● Stated exercise: Leaving out the pictures, retype all the material exactly.

● ● ● ● ● ● ●

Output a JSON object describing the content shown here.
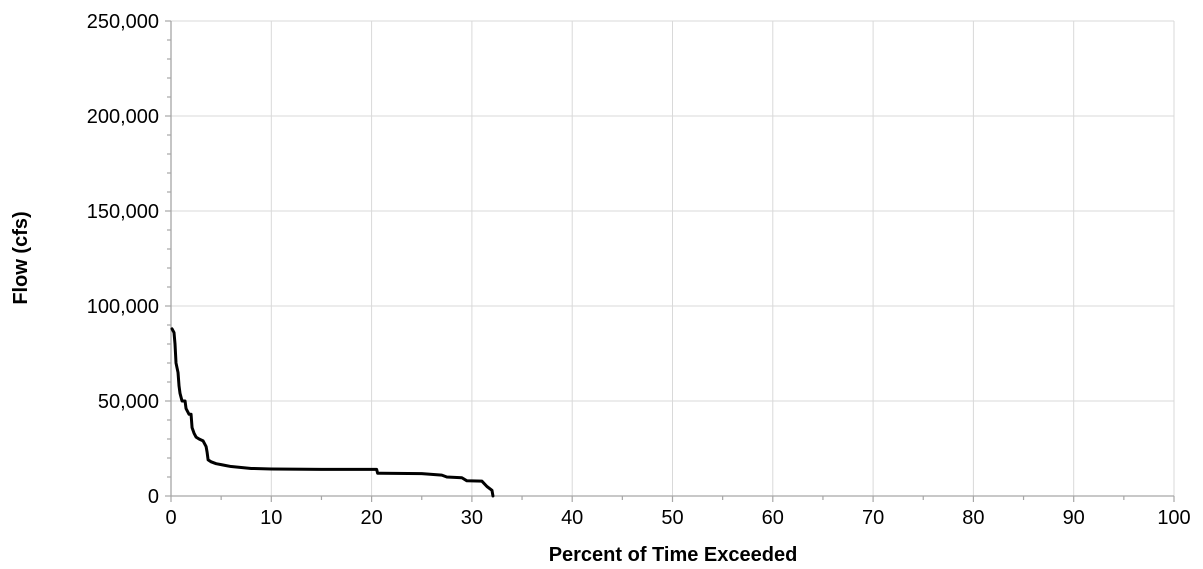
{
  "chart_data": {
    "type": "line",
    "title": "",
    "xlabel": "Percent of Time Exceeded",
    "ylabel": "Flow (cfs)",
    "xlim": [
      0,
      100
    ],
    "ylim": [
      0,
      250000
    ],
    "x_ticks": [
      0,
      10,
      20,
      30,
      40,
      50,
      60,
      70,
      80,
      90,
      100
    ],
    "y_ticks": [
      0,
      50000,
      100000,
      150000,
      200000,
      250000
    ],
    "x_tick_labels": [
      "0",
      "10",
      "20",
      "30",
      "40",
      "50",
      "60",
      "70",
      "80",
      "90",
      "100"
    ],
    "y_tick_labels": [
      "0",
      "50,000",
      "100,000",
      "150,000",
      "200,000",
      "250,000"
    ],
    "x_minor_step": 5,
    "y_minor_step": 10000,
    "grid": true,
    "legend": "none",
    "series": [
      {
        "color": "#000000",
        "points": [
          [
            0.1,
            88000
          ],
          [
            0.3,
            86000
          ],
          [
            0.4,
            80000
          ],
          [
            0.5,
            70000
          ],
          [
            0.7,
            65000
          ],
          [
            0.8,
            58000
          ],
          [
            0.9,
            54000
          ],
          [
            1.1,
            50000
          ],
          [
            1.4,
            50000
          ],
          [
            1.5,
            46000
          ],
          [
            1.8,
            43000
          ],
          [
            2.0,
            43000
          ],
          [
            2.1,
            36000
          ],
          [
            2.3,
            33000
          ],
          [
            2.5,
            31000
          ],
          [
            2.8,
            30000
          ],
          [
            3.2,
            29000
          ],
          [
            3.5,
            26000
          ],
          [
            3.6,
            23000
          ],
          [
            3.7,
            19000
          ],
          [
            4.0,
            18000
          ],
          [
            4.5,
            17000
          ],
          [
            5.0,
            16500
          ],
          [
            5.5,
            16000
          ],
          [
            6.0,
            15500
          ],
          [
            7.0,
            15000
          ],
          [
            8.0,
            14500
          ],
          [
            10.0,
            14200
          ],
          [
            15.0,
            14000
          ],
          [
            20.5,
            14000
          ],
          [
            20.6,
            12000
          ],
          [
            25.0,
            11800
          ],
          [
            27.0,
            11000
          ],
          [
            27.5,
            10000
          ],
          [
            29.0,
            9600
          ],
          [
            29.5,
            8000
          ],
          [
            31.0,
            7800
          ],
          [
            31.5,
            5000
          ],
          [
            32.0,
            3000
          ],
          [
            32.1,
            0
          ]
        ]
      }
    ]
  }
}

● ● ● ● ● ● ●

● Problem solution:
Output a JSON object describing the content shown here.
{
  "chart_data": {
    "type": "line",
    "title": "",
    "xlabel": "Percent of Time Exceeded",
    "ylabel": "Flow (cfs)",
    "xlim": [
      0,
      100
    ],
    "ylim": [
      0,
      250000
    ],
    "x_ticks": [
      0,
      10,
      20,
      30,
      40,
      50,
      60,
      70,
      80,
      90,
      100
    ],
    "y_ticks": [
      0,
      50000,
      100000,
      150000,
      200000,
      250000
    ],
    "x_tick_labels": [
      "0",
      "10",
      "20",
      "30",
      "40",
      "50",
      "60",
      "70",
      "80",
      "90",
      "100"
    ],
    "y_tick_labels": [
      "0",
      "50,000",
      "100,000",
      "150,000",
      "200,000",
      "250,000"
    ],
    "x_minor_step": 5,
    "y_minor_step": 10000,
    "grid": true,
    "legend": "none",
    "series": [
      {
        "color": "#000000",
        "points": [
          [
            0.1,
            88000
          ],
          [
            0.3,
            86000
          ],
          [
            0.4,
            80000
          ],
          [
            0.5,
            70000
          ],
          [
            0.7,
            65000
          ],
          [
            0.8,
            58000
          ],
          [
            0.9,
            54000
          ],
          [
            1.1,
            50000
          ],
          [
            1.4,
            50000
          ],
          [
            1.5,
            46000
          ],
          [
            1.8,
            43000
          ],
          [
            2.0,
            43000
          ],
          [
            2.1,
            36000
          ],
          [
            2.3,
            33000
          ],
          [
            2.5,
            31000
          ],
          [
            2.8,
            30000
          ],
          [
            3.2,
            29000
          ],
          [
            3.5,
            26000
          ],
          [
            3.6,
            23000
          ],
          [
            3.7,
            19000
          ],
          [
            4.0,
            18000
          ],
          [
            4.5,
            17000
          ],
          [
            5.0,
            16500
          ],
          [
            5.5,
            16000
          ],
          [
            6.0,
            15500
          ],
          [
            7.0,
            15000
          ],
          [
            8.0,
            14500
          ],
          [
            10.0,
            14200
          ],
          [
            15.0,
            14000
          ],
          [
            20.5,
            14000
          ],
          [
            20.6,
            12000
          ],
          [
            25.0,
            11800
          ],
          [
            27.0,
            11000
          ],
          [
            27.5,
            10000
          ],
          [
            29.0,
            9600
          ],
          [
            29.5,
            8000
          ],
          [
            31.0,
            7800
          ],
          [
            31.5,
            5000
          ],
          [
            32.0,
            3000
          ],
          [
            32.1,
            0
          ]
        ]
      }
    ]
  }
}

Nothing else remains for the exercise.